TASK OBJECTIVE
Where a line contains the string "placeholder", copy that line.

DATA TO USE
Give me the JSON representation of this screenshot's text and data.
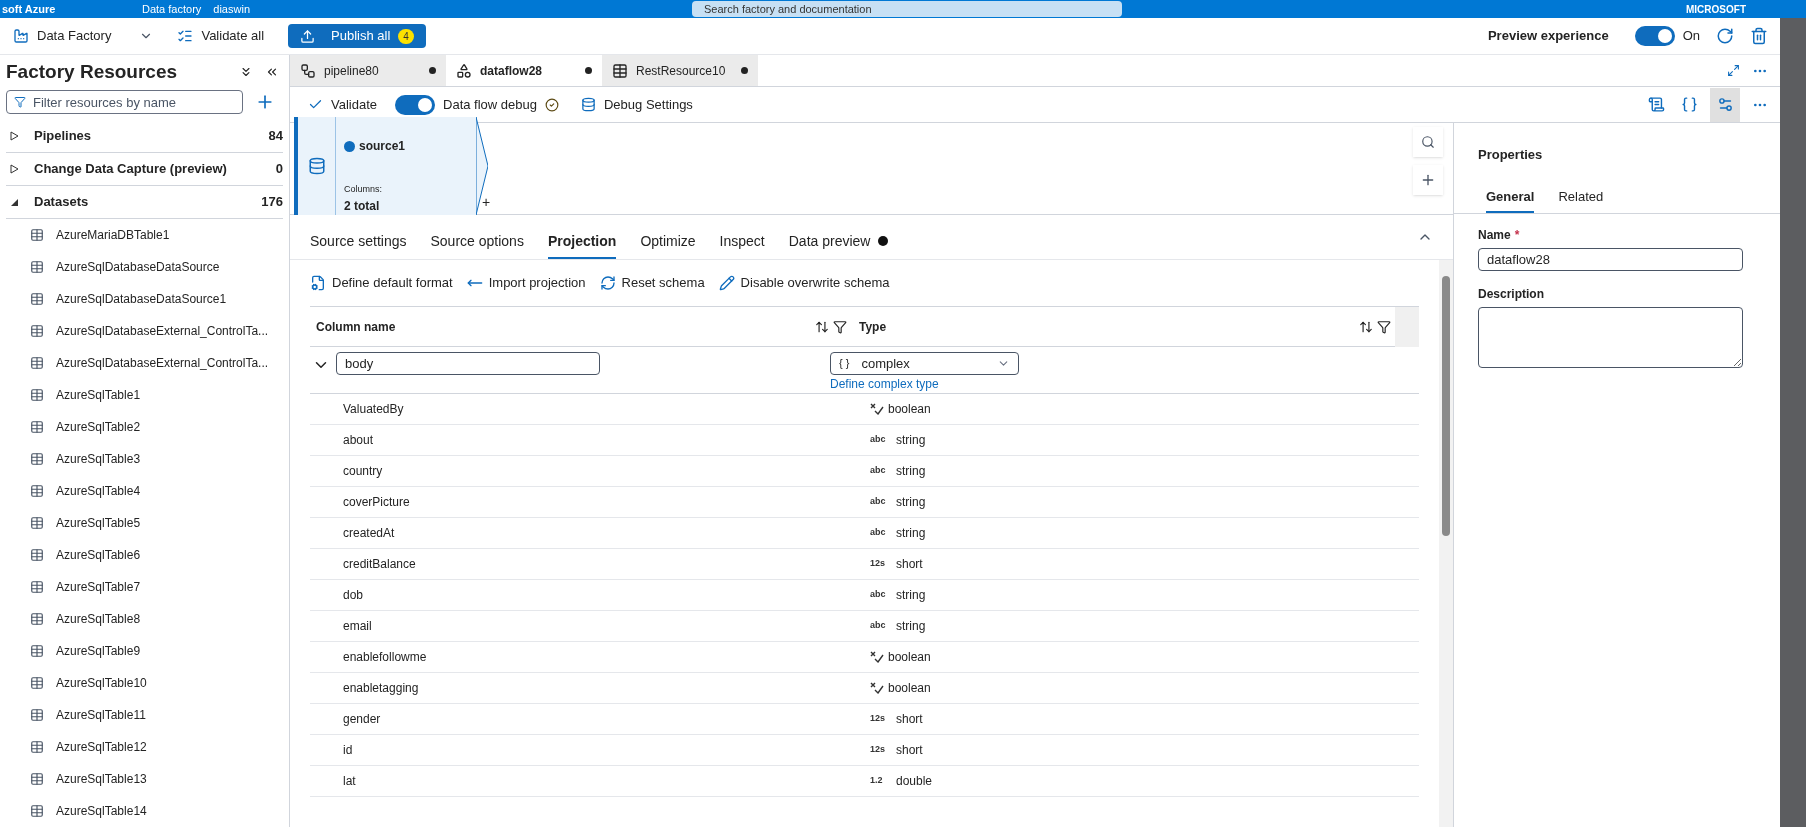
{
  "header": {
    "brand": "soft Azure",
    "breadcrumb": [
      "Data factory",
      "diaswin"
    ],
    "search": {
      "placeholder": "Search factory and documentation"
    },
    "account": "MICROSOFT"
  },
  "toolbar": {
    "factory": "Data Factory",
    "validate_all": "Validate all",
    "publish": {
      "label": "Publish all",
      "count": "4"
    },
    "preview": {
      "label": "Preview experience",
      "on": true,
      "state": "On"
    }
  },
  "sidebar": {
    "title": "Factory Resources",
    "filter": {
      "placeholder": "Filter resources by name"
    },
    "sections": [
      {
        "label": "Pipelines",
        "count": "84",
        "expanded": false
      },
      {
        "label": "Change Data Capture (preview)",
        "count": "0",
        "expanded": false
      },
      {
        "label": "Datasets",
        "count": "176",
        "expanded": true,
        "children": [
          "AzureMariaDBTable1",
          "AzureSqlDatabaseDataSource",
          "AzureSqlDatabaseDataSource1",
          "AzureSqlDatabaseExternal_ControlTa...",
          "AzureSqlDatabaseExternal_ControlTa...",
          "AzureSqlTable1",
          "AzureSqlTable2",
          "AzureSqlTable3",
          "AzureSqlTable4",
          "AzureSqlTable5",
          "AzureSqlTable6",
          "AzureSqlTable7",
          "AzureSqlTable8",
          "AzureSqlTable9",
          "AzureSqlTable10",
          "AzureSqlTable11",
          "AzureSqlTable12",
          "AzureSqlTable13",
          "AzureSqlTable14"
        ]
      }
    ]
  },
  "tabs": [
    {
      "label": "pipeline80",
      "kind": "pipeline",
      "selected": false,
      "unsaved": true
    },
    {
      "label": "dataflow28",
      "kind": "dataflow",
      "selected": true,
      "unsaved": true
    },
    {
      "label": "RestResource10",
      "kind": "dataset",
      "selected": false,
      "unsaved": true
    }
  ],
  "editor_toolbar": {
    "validate": "Validate",
    "debug": {
      "label": "Data flow debug",
      "on": true,
      "ready": true
    },
    "debug_settings": "Debug Settings"
  },
  "canvas": {
    "node": {
      "name": "source1",
      "columns_label": "Columns:",
      "columns": "2 total",
      "add": "+"
    }
  },
  "config_tabs": [
    {
      "label": "Source settings",
      "selected": false,
      "dot": false
    },
    {
      "label": "Source options",
      "selected": false,
      "dot": false
    },
    {
      "label": "Projection",
      "selected": true,
      "dot": false
    },
    {
      "label": "Optimize",
      "selected": false,
      "dot": false
    },
    {
      "label": "Inspect",
      "selected": false,
      "dot": false
    },
    {
      "label": "Data preview",
      "selected": false,
      "dot": true
    }
  ],
  "actions": [
    {
      "label": "Define default format",
      "kind": "format"
    },
    {
      "label": "Import projection",
      "kind": "import"
    },
    {
      "label": "Reset schema",
      "kind": "reset"
    },
    {
      "label": "Disable overwrite schema",
      "kind": "edit"
    }
  ],
  "table": {
    "columns": [
      "Column name",
      "Type"
    ],
    "parent": {
      "name": "body",
      "type": "complex",
      "tag": "{ }",
      "expanded": true,
      "link": "Define complex type"
    },
    "rows": [
      {
        "name": "ValuatedBy",
        "kind": "boolean",
        "tag": "",
        "type": "boolean"
      },
      {
        "name": "about",
        "kind": "text",
        "tag": "abc",
        "type": "string"
      },
      {
        "name": "country",
        "kind": "text",
        "tag": "abc",
        "type": "string"
      },
      {
        "name": "coverPicture",
        "kind": "text",
        "tag": "abc",
        "type": "string"
      },
      {
        "name": "createdAt",
        "kind": "text",
        "tag": "abc",
        "type": "string"
      },
      {
        "name": "creditBalance",
        "kind": "text",
        "tag": "12s",
        "type": "short"
      },
      {
        "name": "dob",
        "kind": "text",
        "tag": "abc",
        "type": "string"
      },
      {
        "name": "email",
        "kind": "text",
        "tag": "abc",
        "type": "string"
      },
      {
        "name": "enablefollowme",
        "kind": "boolean",
        "tag": "",
        "type": "boolean"
      },
      {
        "name": "enabletagging",
        "kind": "boolean",
        "tag": "",
        "type": "boolean"
      },
      {
        "name": "gender",
        "kind": "text",
        "tag": "12s",
        "type": "short"
      },
      {
        "name": "id",
        "kind": "text",
        "tag": "12s",
        "type": "short"
      },
      {
        "name": "lat",
        "kind": "text",
        "tag": "1.2",
        "type": "double"
      }
    ]
  },
  "properties": {
    "title": "Properties",
    "tabs": [
      {
        "label": "General",
        "selected": true
      },
      {
        "label": "Related",
        "selected": false
      }
    ],
    "name": {
      "label": "Name",
      "required": true,
      "mark": "*",
      "value": "dataflow28"
    },
    "description": {
      "label": "Description"
    }
  }
}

CORRECT RESULT
      "placeholder": "Search factory and documentation"
      "placeholder": "Filter resources by name"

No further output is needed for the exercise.